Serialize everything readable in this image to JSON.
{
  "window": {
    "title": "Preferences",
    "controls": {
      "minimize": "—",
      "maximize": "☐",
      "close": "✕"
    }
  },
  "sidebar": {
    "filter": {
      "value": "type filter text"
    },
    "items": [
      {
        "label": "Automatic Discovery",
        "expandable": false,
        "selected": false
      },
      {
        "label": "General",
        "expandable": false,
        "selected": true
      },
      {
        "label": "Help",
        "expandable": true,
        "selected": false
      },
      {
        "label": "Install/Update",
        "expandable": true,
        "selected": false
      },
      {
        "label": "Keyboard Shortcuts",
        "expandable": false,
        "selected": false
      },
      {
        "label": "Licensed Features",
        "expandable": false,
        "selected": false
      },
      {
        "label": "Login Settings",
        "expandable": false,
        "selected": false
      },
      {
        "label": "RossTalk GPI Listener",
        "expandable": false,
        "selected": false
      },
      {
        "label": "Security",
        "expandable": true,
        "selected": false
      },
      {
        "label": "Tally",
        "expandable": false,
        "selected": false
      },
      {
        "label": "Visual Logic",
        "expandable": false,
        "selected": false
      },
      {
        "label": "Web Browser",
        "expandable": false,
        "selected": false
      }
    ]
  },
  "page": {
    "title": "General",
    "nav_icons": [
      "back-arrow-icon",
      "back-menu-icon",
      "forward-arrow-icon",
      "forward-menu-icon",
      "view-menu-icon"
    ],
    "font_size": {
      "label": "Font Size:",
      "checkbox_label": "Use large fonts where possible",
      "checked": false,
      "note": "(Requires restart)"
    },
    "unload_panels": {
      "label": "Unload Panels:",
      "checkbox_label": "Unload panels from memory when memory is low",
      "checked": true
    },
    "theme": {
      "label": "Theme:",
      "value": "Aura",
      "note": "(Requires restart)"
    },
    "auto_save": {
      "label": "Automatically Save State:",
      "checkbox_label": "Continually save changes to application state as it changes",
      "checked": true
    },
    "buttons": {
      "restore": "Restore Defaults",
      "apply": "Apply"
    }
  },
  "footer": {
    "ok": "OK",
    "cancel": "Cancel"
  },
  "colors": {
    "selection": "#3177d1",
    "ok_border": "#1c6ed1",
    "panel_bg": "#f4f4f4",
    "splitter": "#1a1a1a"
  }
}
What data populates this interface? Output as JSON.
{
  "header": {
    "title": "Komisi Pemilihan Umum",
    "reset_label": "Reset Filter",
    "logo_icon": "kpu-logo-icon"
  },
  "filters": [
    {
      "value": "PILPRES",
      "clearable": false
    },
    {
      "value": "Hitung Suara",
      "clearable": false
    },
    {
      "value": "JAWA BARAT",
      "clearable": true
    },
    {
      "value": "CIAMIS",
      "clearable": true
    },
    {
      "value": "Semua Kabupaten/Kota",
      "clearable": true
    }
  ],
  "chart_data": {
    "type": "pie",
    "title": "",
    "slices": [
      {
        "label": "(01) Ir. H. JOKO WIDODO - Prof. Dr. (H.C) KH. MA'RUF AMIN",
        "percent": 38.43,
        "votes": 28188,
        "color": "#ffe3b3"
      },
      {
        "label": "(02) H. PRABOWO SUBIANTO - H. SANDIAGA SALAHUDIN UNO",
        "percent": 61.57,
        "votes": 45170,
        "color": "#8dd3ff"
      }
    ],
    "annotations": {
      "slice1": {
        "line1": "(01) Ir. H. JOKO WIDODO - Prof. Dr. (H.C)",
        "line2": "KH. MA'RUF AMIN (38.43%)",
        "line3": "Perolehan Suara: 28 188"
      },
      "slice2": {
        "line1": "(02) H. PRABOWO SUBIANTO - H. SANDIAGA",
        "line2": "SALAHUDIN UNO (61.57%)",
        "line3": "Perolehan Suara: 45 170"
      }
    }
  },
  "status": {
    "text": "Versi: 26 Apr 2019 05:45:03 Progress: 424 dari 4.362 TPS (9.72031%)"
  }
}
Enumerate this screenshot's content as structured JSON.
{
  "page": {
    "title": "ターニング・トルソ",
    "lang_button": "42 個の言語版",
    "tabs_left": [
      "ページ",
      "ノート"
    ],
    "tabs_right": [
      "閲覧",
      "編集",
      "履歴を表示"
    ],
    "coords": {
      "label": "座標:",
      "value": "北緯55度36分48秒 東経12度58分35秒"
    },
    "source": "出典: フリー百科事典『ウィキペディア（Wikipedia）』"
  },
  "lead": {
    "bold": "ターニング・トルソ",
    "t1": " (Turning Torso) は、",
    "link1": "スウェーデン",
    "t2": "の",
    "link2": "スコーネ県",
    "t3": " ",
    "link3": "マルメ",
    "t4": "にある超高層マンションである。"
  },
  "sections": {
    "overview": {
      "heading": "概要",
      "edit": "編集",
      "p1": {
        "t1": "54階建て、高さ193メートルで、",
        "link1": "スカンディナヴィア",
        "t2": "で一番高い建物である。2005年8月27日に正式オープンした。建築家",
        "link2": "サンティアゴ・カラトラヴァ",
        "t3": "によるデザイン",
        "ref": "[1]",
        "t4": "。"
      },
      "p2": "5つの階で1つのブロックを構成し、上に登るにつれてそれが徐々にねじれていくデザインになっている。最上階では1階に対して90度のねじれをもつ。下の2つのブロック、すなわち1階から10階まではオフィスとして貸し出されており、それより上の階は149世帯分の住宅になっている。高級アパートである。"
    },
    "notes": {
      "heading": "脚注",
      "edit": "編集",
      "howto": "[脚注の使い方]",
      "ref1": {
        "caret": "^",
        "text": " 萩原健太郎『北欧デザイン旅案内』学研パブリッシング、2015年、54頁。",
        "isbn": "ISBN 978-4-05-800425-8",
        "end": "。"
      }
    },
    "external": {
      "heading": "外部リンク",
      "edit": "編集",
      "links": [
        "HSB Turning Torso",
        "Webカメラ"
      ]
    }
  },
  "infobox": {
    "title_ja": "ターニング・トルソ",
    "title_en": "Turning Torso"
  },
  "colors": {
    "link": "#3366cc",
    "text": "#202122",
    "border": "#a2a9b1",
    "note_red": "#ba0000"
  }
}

————————

Write the listing out again, exactly as shown above.

Answer:
Serialize everything readable in this image to JSON.
{
  "window": {
    "title": "Preferences",
    "controls": {
      "minimize": "—",
      "maximize": "☐",
      "close": "✕"
    }
  },
  "sidebar": {
    "filter": {
      "value": "type filter text"
    },
    "items": [
      {
        "label": "Automatic Discovery",
        "expandable": false,
        "selected": false
      },
      {
        "label": "General",
        "expandable": false,
        "selected": true
      },
      {
        "label": "Help",
        "expandable": true,
        "selected": false
      },
      {
        "label": "Install/Update",
        "expandable": true,
        "selected": false
      },
      {
        "label": "Keyboard Shortcuts",
        "expandable": false,
        "selected": false
      },
      {
        "label": "Licensed Features",
        "expandable": false,
        "selected": false
      },
      {
        "label": "Login Settings",
        "expandable": false,
        "selected": false
      },
      {
        "label": "RossTalk GPI Listener",
        "expandable": false,
        "selected": false
      },
      {
        "label": "Security",
        "expandable": true,
        "selected": false
      },
      {
        "label": "Tally",
        "expandable": false,
        "selected": false
      },
      {
        "label": "Visual Logic",
        "expandable": false,
        "selected": false
      },
      {
        "label": "Web Browser",
        "expandable": false,
        "selected": false
      }
    ]
  },
  "page": {
    "title": "General",
    "nav_icons": [
      "back-arrow-icon",
      "back-menu-icon",
      "forward-arrow-icon",
      "forward-menu-icon",
      "view-menu-icon"
    ],
    "font_size": {
      "label": "Font Size:",
      "checkbox_label": "Use large fonts where possible",
      "checked": false,
      "note": "(Requires restart)"
    },
    "unload_panels": {
      "label": "Unload Panels:",
      "checkbox_label": "Unload panels from memory when memory is low",
      "checked": true
    },
    "theme": {
      "label": "Theme:",
      "value": "Aura",
      "note": "(Requires restart)"
    },
    "auto_save": {
      "label": "Automatically Save State:",
      "checkbox_label": "Continually save changes to application state as it changes",
      "checked": true
    },
    "buttons": {
      "restore": "Restore Defaults",
      "apply": "Apply"
    }
  },
  "footer": {
    "ok": "OK",
    "cancel": "Cancel"
  },
  "colors": {
    "selection": "#3177d1",
    "ok_border": "#1c6ed1",
    "panel_bg": "#f4f4f4",
    "splitter": "#1a1a1a"
  }
}
What data populates this interface? Output as JSON.
{
  "header": {
    "title": "Komisi Pemilihan Umum",
    "reset_label": "Reset Filter",
    "logo_icon": "kpu-logo-icon"
  },
  "filters": [
    {
      "value": "PILPRES",
      "clearable": false
    },
    {
      "value": "Hitung Suara",
      "clearable": false
    },
    {
      "value": "JAWA BARAT",
      "clearable": true
    },
    {
      "value": "CIAMIS",
      "clearable": true
    },
    {
      "value": "Semua Kabupaten/Kota",
      "clearable": true
    }
  ],
  "chart_data": {
    "type": "pie",
    "title": "",
    "slices": [
      {
        "label": "(01) Ir. H. JOKO WIDODO - Prof. Dr. (H.C) KH. MA'RUF AMIN",
        "percent": 38.43,
        "votes": 28188,
        "color": "#ffe3b3"
      },
      {
        "label": "(02) H. PRABOWO SUBIANTO - H. SANDIAGA SALAHUDIN UNO",
        "percent": 61.57,
        "votes": 45170,
        "color": "#8dd3ff"
      }
    ],
    "annotations": {
      "slice1": {
        "line1": "(01) Ir. H. JOKO WIDODO - Prof. Dr. (H.C)",
        "line2": "KH. MA'RUF AMIN (38.43%)",
        "line3": "Perolehan Suara: 28 188"
      },
      "slice2": {
        "line1": "(02) H. PRABOWO SUBIANTO - H. SANDIAGA",
        "line2": "SALAHUDIN UNO (61.57%)",
        "line3": "Perolehan Suara: 45 170"
      }
    }
  },
  "status": {
    "text": "Versi: 26 Apr 2019 05:45:03 Progress: 424 dari 4.362 TPS (9.72031%)"
  }
}
Enumerate this screenshot's content as structured JSON.
{
  "page": {
    "title": "ターニング・トルソ",
    "lang_button": "42 個の言語版",
    "tabs_left": [
      "ページ",
      "ノート"
    ],
    "tabs_right": [
      "閲覧",
      "編集",
      "履歴を表示"
    ],
    "coords": {
      "label": "座標:",
      "value": "北緯55度36分48秒 東経12度58分35秒"
    },
    "source": "出典: フリー百科事典『ウィキペディア（Wikipedia）』"
  },
  "lead": {
    "bold": "ターニング・トルソ",
    "t1": " (Turning Torso) は、",
    "link1": "スウェーデン",
    "t2": "の",
    "link2": "スコーネ県",
    "t3": " ",
    "link3": "マルメ",
    "t4": "にある超高層マンションである。"
  },
  "sections": {
    "overview": {
      "heading": "概要",
      "edit": "編集",
      "p1": {
        "t1": "54階建て、高さ193メートルで、",
        "link1": "スカンディナヴィア",
        "t2": "で一番高い建物である。2005年8月27日に正式オープンした。建築家",
        "link2": "サンティアゴ・カラトラヴァ",
        "t3": "によるデザイン",
        "ref": "[1]",
        "t4": "。"
      },
      "p2": "5つの階で1つのブロックを構成し、上に登るにつれてそれが徐々にねじれていくデザインになっている。最上階では1階に対して90度のねじれをもつ。下の2つのブロック、すなわち1階から10階まではオフィスとして貸し出されており、それより上の階は149世帯分の住宅になっている。高級アパートである。"
    },
    "notes": {
      "heading": "脚注",
      "edit": "編集",
      "howto": "[脚注の使い方]",
      "ref1": {
        "caret": "^",
        "text": " 萩原健太郎『北欧デザイン旅案内』学研パブリッシング、2015年、54頁。",
        "isbn": "ISBN 978-4-05-800425-8",
        "end": "。"
      }
    },
    "external": {
      "heading": "外部リンク",
      "edit": "編集",
      "links": [
        "HSB Turning Torso",
        "Webカメラ"
      ]
    }
  },
  "infobox": {
    "title_ja": "ターニング・トルソ",
    "title_en": "Turning Torso"
  },
  "colors": {
    "link": "#3366cc",
    "text": "#202122",
    "border": "#a2a9b1",
    "note_red": "#ba0000"
  }
}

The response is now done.